**What you are asked to do**
Scan the entries for the string "depart" and give the number of lines that have it, nothing further.

**Records provided**
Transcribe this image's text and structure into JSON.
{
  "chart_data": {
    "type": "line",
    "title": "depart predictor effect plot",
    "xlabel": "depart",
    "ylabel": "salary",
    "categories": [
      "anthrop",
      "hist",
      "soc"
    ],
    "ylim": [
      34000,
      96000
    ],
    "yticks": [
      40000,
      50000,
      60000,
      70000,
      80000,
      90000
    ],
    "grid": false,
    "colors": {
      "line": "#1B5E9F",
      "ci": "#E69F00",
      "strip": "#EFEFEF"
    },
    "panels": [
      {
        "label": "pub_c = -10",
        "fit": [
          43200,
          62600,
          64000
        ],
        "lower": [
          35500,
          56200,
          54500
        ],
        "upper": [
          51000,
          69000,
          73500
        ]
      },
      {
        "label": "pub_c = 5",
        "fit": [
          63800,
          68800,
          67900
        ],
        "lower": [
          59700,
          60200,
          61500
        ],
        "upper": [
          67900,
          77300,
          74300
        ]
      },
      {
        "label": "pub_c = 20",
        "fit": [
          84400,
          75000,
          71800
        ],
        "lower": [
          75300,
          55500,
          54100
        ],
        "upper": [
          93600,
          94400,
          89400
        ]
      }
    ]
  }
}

**The result**
2